* **RECORDS SUPPLIED**:
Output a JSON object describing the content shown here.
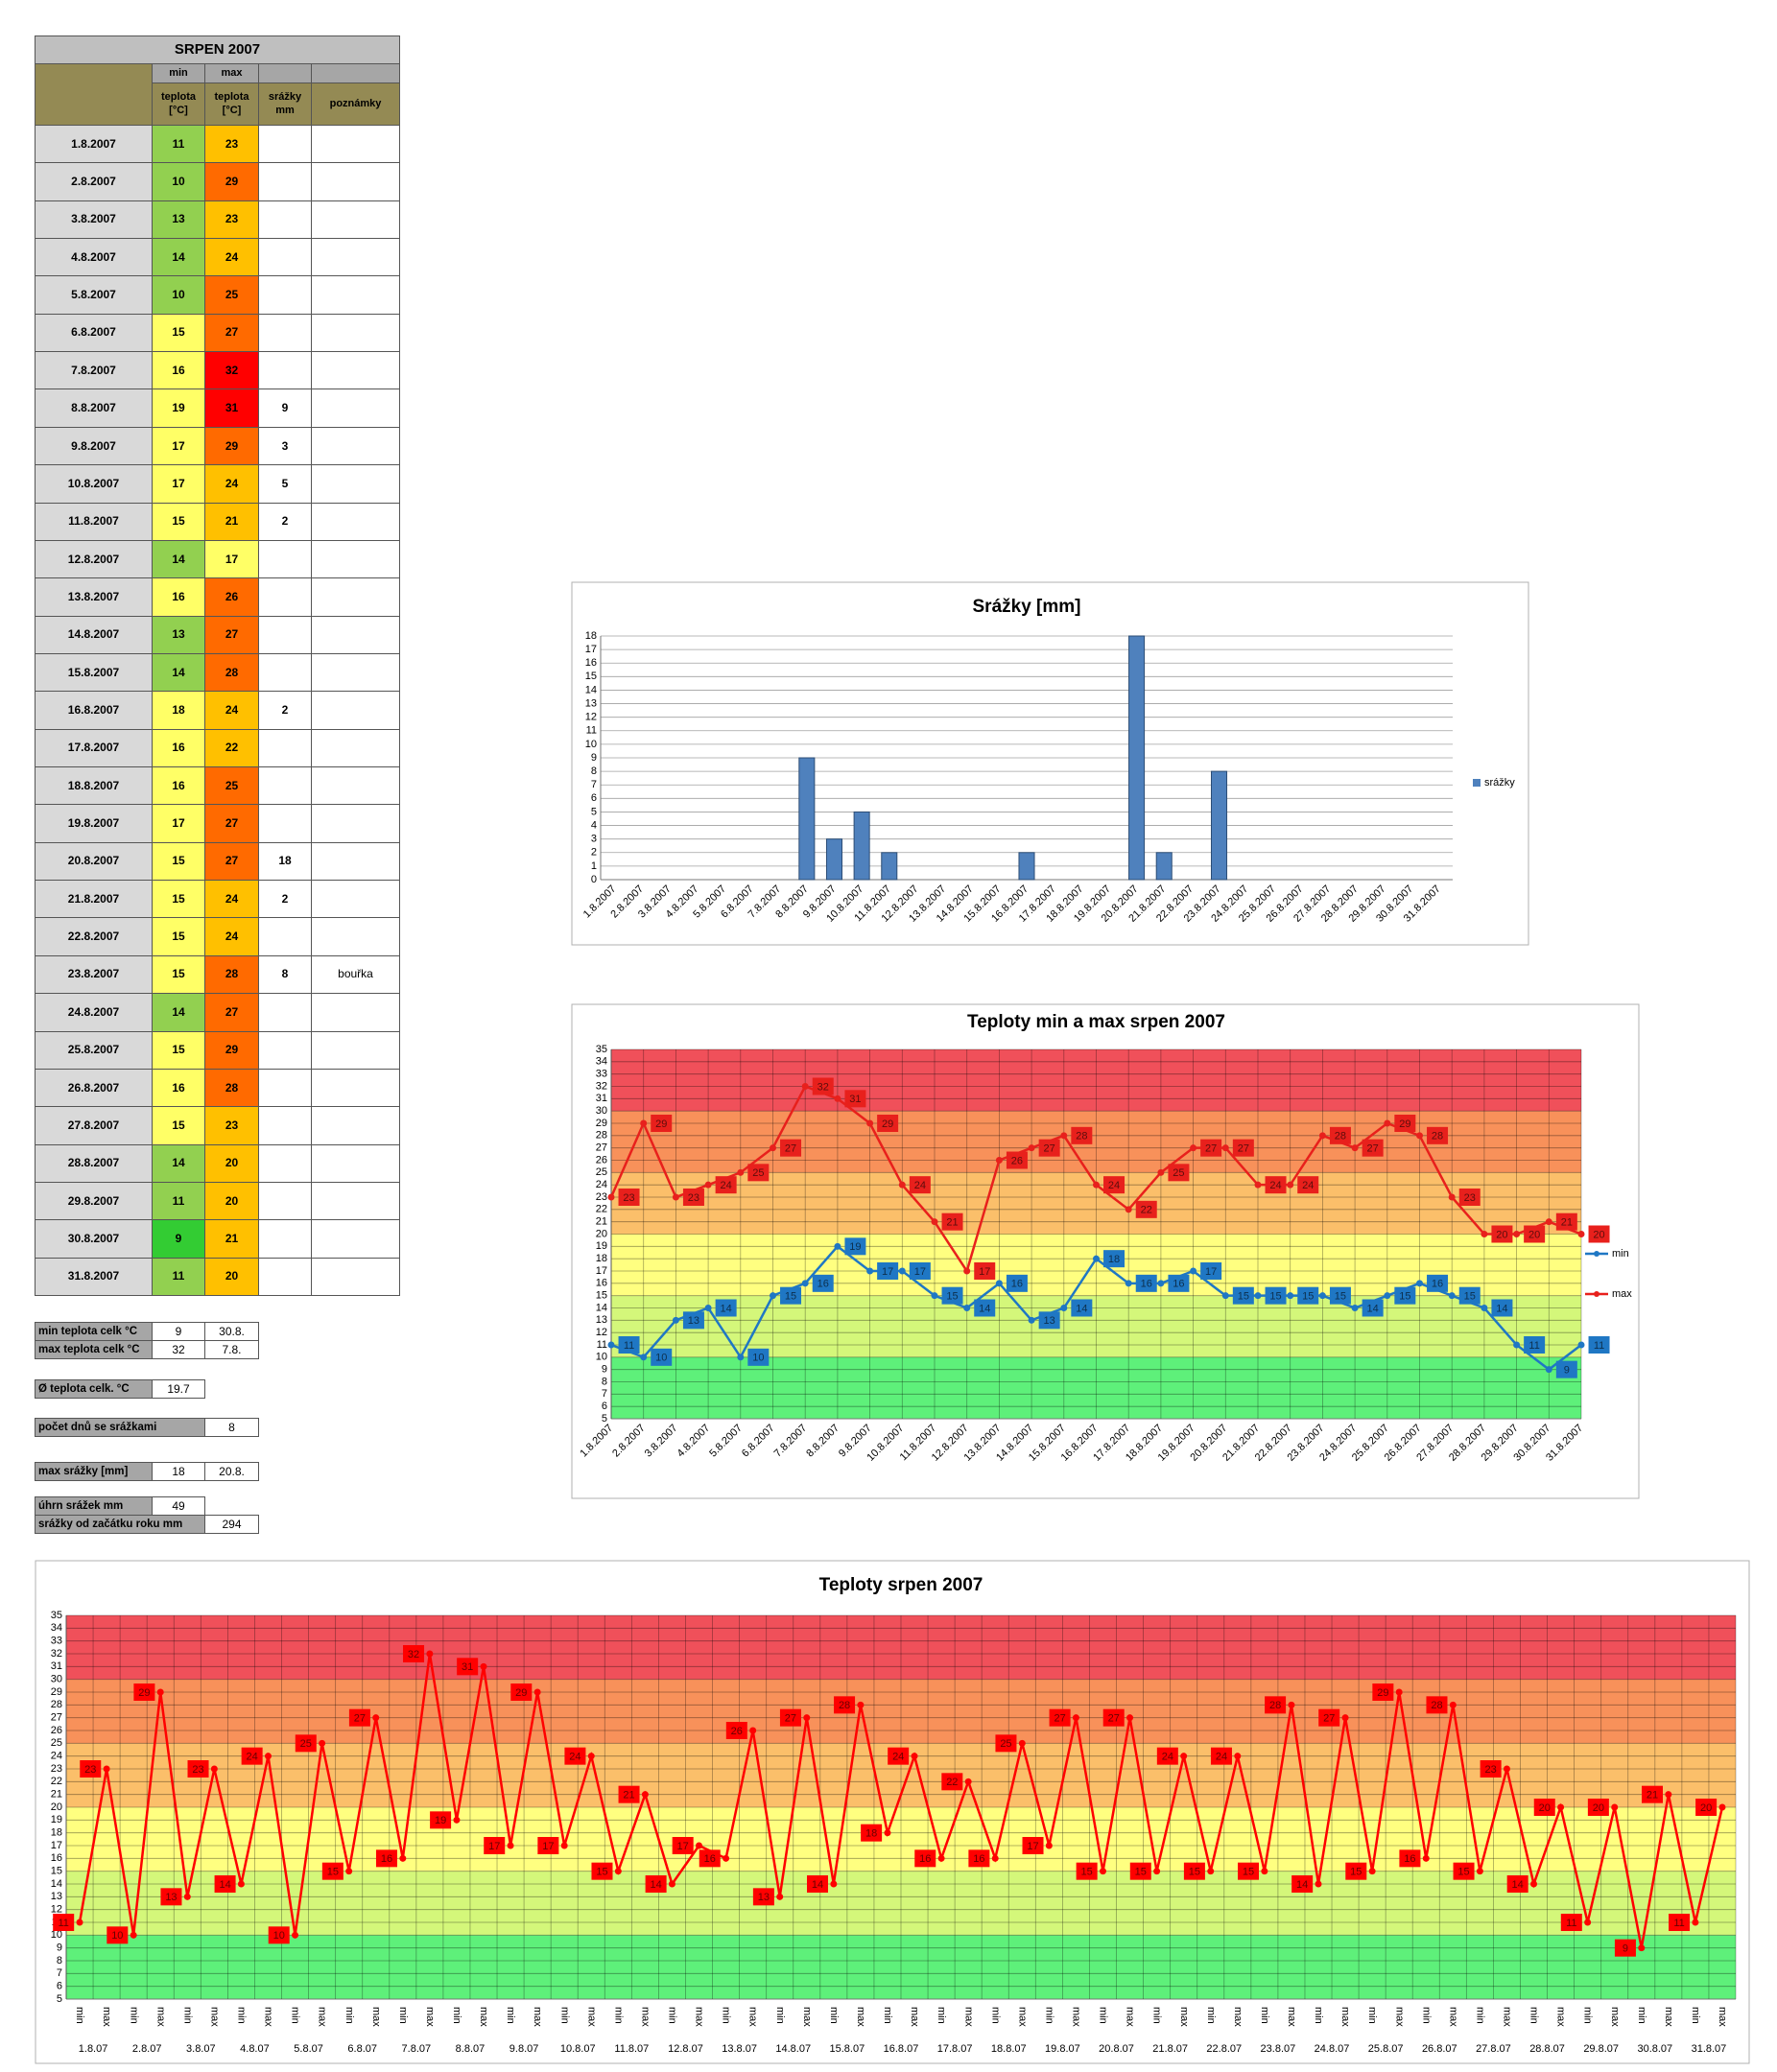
{
  "table": {
    "title": "SRPEN 2007",
    "header_top": [
      "min",
      "max"
    ],
    "header": [
      "teplota [°C]",
      "teplota [°C]",
      "srážky mm",
      "poznámky"
    ],
    "color_scale": [
      {
        "from": 5,
        "to": 10,
        "color": "#33cc33"
      },
      {
        "from": 10,
        "to": 15,
        "color": "#92d050"
      },
      {
        "from": 15,
        "to": 20,
        "color": "#ffff66"
      },
      {
        "from": 20,
        "to": 25,
        "color": "#ffc000"
      },
      {
        "from": 25,
        "to": 30,
        "color": "#ff6a00"
      },
      {
        "from": 30,
        "to": 35,
        "color": "#ff0000"
      }
    ],
    "rows": [
      [
        "1.8.2007",
        11,
        23,
        null,
        null
      ],
      [
        "2.8.2007",
        10,
        29,
        null,
        null
      ],
      [
        "3.8.2007",
        13,
        23,
        null,
        null
      ],
      [
        "4.8.2007",
        14,
        24,
        null,
        null
      ],
      [
        "5.8.2007",
        10,
        25,
        null,
        null
      ],
      [
        "6.8.2007",
        15,
        27,
        null,
        null
      ],
      [
        "7.8.2007",
        16,
        32,
        null,
        null
      ],
      [
        "8.8.2007",
        19,
        31,
        9,
        null
      ],
      [
        "9.8.2007",
        17,
        29,
        3,
        null
      ],
      [
        "10.8.2007",
        17,
        24,
        5,
        null
      ],
      [
        "11.8.2007",
        15,
        21,
        2,
        null
      ],
      [
        "12.8.2007",
        14,
        17,
        null,
        null
      ],
      [
        "13.8.2007",
        16,
        26,
        null,
        null
      ],
      [
        "14.8.2007",
        13,
        27,
        null,
        null
      ],
      [
        "15.8.2007",
        14,
        28,
        null,
        null
      ],
      [
        "16.8.2007",
        18,
        24,
        2,
        null
      ],
      [
        "17.8.2007",
        16,
        22,
        null,
        null
      ],
      [
        "18.8.2007",
        16,
        25,
        null,
        null
      ],
      [
        "19.8.2007",
        17,
        27,
        null,
        null
      ],
      [
        "20.8.2007",
        15,
        27,
        18,
        null
      ],
      [
        "21.8.2007",
        15,
        24,
        2,
        null
      ],
      [
        "22.8.2007",
        15,
        24,
        null,
        null
      ],
      [
        "23.8.2007",
        15,
        28,
        8,
        "bouřka"
      ],
      [
        "24.8.2007",
        14,
        27,
        null,
        null
      ],
      [
        "25.8.2007",
        15,
        29,
        null,
        null
      ],
      [
        "26.8.2007",
        16,
        28,
        null,
        null
      ],
      [
        "27.8.2007",
        15,
        23,
        null,
        null
      ],
      [
        "28.8.2007",
        14,
        20,
        null,
        null
      ],
      [
        "29.8.2007",
        11,
        20,
        null,
        null
      ],
      [
        "30.8.2007",
        9,
        21,
        null,
        null
      ],
      [
        "31.8.2007",
        11,
        20,
        null,
        null
      ]
    ]
  },
  "summary": [
    {
      "label": "min teplota celk °C",
      "values": [
        9,
        "30.8."
      ]
    },
    {
      "label": "max teplota celk °C",
      "values": [
        32,
        "7.8."
      ]
    },
    {
      "label": "Ø teplota celk. °C",
      "values": [
        19.7
      ]
    },
    {
      "label": "počet dnů se srážkami",
      "values": [
        8
      ]
    },
    {
      "label": "max srážky [mm]",
      "values": [
        18,
        "20.8."
      ]
    },
    {
      "label": "úhrn srážek mm",
      "values": [
        49
      ]
    },
    {
      "label": "srážky od začátku roku mm",
      "values": [
        294
      ]
    }
  ],
  "chart_data": [
    {
      "type": "bar",
      "title": "Srážky [mm]",
      "categories": [
        "1.8.2007",
        "2.8.2007",
        "3.8.2007",
        "4.8.2007",
        "5.8.2007",
        "6.8.2007",
        "7.8.2007",
        "8.8.2007",
        "9.8.2007",
        "10.8.2007",
        "11.8.2007",
        "12.8.2007",
        "13.8.2007",
        "14.8.2007",
        "15.8.2007",
        "16.8.2007",
        "17.8.2007",
        "18.8.2007",
        "19.8.2007",
        "20.8.2007",
        "21.8.2007",
        "22.8.2007",
        "23.8.2007",
        "24.8.2007",
        "25.8.2007",
        "26.8.2007",
        "27.8.2007",
        "28.8.2007",
        "29.8.2007",
        "30.8.2007",
        "31.8.2007"
      ],
      "series": [
        {
          "name": "srážky",
          "color": "#4f81bd",
          "values": [
            null,
            null,
            null,
            null,
            null,
            null,
            null,
            9,
            3,
            5,
            2,
            null,
            null,
            null,
            null,
            2,
            null,
            null,
            null,
            18,
            2,
            null,
            8,
            null,
            null,
            null,
            null,
            null,
            null,
            null,
            null
          ]
        }
      ],
      "ylim": [
        0,
        18
      ],
      "yticks": [
        0,
        1,
        2,
        3,
        4,
        5,
        6,
        7,
        8,
        9,
        10,
        11,
        12,
        13,
        14,
        15,
        16,
        17,
        18
      ],
      "grid": true,
      "legend": "right"
    },
    {
      "type": "line",
      "title": "Teploty min a max srpen 2007",
      "categories": [
        "1.8.2007",
        "2.8.2007",
        "3.8.2007",
        "4.8.2007",
        "5.8.2007",
        "6.8.2007",
        "7.8.2007",
        "8.8.2007",
        "9.8.2007",
        "10.8.2007",
        "11.8.2007",
        "12.8.2007",
        "13.8.2007",
        "14.8.2007",
        "15.8.2007",
        "16.8.2007",
        "17.8.2007",
        "18.8.2007",
        "19.8.2007",
        "20.8.2007",
        "21.8.2007",
        "22.8.2007",
        "23.8.2007",
        "24.8.2007",
        "25.8.2007",
        "26.8.2007",
        "27.8.2007",
        "28.8.2007",
        "29.8.2007",
        "30.8.2007",
        "31.8.2007"
      ],
      "series": [
        {
          "name": "min",
          "color": "#1f77c4",
          "values": [
            11,
            10,
            13,
            14,
            10,
            15,
            16,
            19,
            17,
            17,
            15,
            14,
            16,
            13,
            14,
            18,
            16,
            16,
            17,
            15,
            15,
            15,
            15,
            14,
            15,
            16,
            15,
            14,
            11,
            9,
            11
          ]
        },
        {
          "name": "max",
          "color": "#e8201c",
          "values": [
            23,
            29,
            23,
            24,
            25,
            27,
            32,
            31,
            29,
            24,
            21,
            17,
            26,
            27,
            28,
            24,
            22,
            25,
            27,
            27,
            24,
            24,
            28,
            27,
            29,
            28,
            23,
            20,
            20,
            21,
            20
          ]
        }
      ],
      "ylim": [
        5,
        35
      ],
      "yticks": [
        5,
        6,
        7,
        8,
        9,
        10,
        11,
        12,
        13,
        14,
        15,
        16,
        17,
        18,
        19,
        20,
        21,
        22,
        23,
        24,
        25,
        26,
        27,
        28,
        29,
        30,
        31,
        32,
        33,
        34,
        35
      ],
      "grid": true,
      "vertical_grid": true,
      "legend": "right",
      "bands": [
        {
          "from": 5,
          "to": 10,
          "color": "#5ef07a"
        },
        {
          "from": 10,
          "to": 15,
          "color": "#d4f77a"
        },
        {
          "from": 15,
          "to": 20,
          "color": "#ffff80"
        },
        {
          "from": 20,
          "to": 25,
          "color": "#fbbf6a"
        },
        {
          "from": 25,
          "to": 30,
          "color": "#f8915a"
        },
        {
          "from": 30,
          "to": 35,
          "color": "#f0505a"
        }
      ]
    },
    {
      "type": "line",
      "title": "Teploty srpen 2007",
      "categories": [
        "min",
        "max",
        "min",
        "max",
        "min",
        "max",
        "min",
        "max",
        "min",
        "max",
        "min",
        "max",
        "min",
        "max",
        "min",
        "max",
        "min",
        "max",
        "min",
        "max",
        "min",
        "max",
        "min",
        "max",
        "min",
        "max",
        "min",
        "max",
        "min",
        "max",
        "min",
        "max",
        "min",
        "max",
        "min",
        "max",
        "min",
        "max",
        "min",
        "max",
        "min",
        "max",
        "min",
        "max",
        "min",
        "max",
        "min",
        "max",
        "min",
        "max",
        "min",
        "max",
        "min",
        "max",
        "min",
        "max",
        "min",
        "max",
        "min",
        "max",
        "min",
        "max"
      ],
      "groups": [
        "1.8.07",
        "2.8.07",
        "3.8.07",
        "4.8.07",
        "5.8.07",
        "6.8.07",
        "7.8.07",
        "8.8.07",
        "9.8.07",
        "10.8.07",
        "11.8.07",
        "12.8.07",
        "13.8.07",
        "14.8.07",
        "15.8.07",
        "16.8.07",
        "17.8.07",
        "18.8.07",
        "19.8.07",
        "20.8.07",
        "21.8.07",
        "22.8.07",
        "23.8.07",
        "24.8.07",
        "25.8.07",
        "26.8.07",
        "27.8.07",
        "28.8.07",
        "29.8.07",
        "30.8.07",
        "31.8.07"
      ],
      "values": [
        11,
        23,
        10,
        29,
        13,
        23,
        14,
        24,
        10,
        25,
        15,
        27,
        16,
        32,
        19,
        31,
        17,
        29,
        17,
        24,
        15,
        21,
        14,
        17,
        16,
        26,
        13,
        27,
        14,
        28,
        18,
        24,
        16,
        22,
        16,
        25,
        17,
        27,
        15,
        27,
        15,
        24,
        15,
        24,
        15,
        28,
        14,
        27,
        15,
        29,
        16,
        28,
        15,
        23,
        14,
        20,
        11,
        20,
        9,
        21,
        11,
        20
      ],
      "color": "#ff0000",
      "ylim": [
        5,
        35
      ],
      "yticks": [
        5,
        6,
        7,
        8,
        9,
        10,
        11,
        12,
        13,
        14,
        15,
        16,
        17,
        18,
        19,
        20,
        21,
        22,
        23,
        24,
        25,
        26,
        27,
        28,
        29,
        30,
        31,
        32,
        33,
        34,
        35
      ],
      "grid": true,
      "vertical_grid": true,
      "bands": [
        {
          "from": 5,
          "to": 10,
          "color": "#5ef07a"
        },
        {
          "from": 10,
          "to": 15,
          "color": "#d4f77a"
        },
        {
          "from": 15,
          "to": 20,
          "color": "#ffff80"
        },
        {
          "from": 20,
          "to": 25,
          "color": "#fbbf6a"
        },
        {
          "from": 25,
          "to": 30,
          "color": "#f8915a"
        },
        {
          "from": 30,
          "to": 35,
          "color": "#f0505a"
        }
      ]
    }
  ]
}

* **GIVEN EXERCISE**:
Locate the word "teplota" in the entries, and copy every line where it is found.

* **OUTPUT BELOW**:
      "teplota [°C]",
      "teplota [°C]",
      "label": "min teplota celk °C",
      "label": "max teplota celk °C",
      "label": "Ø teplota celk. °C",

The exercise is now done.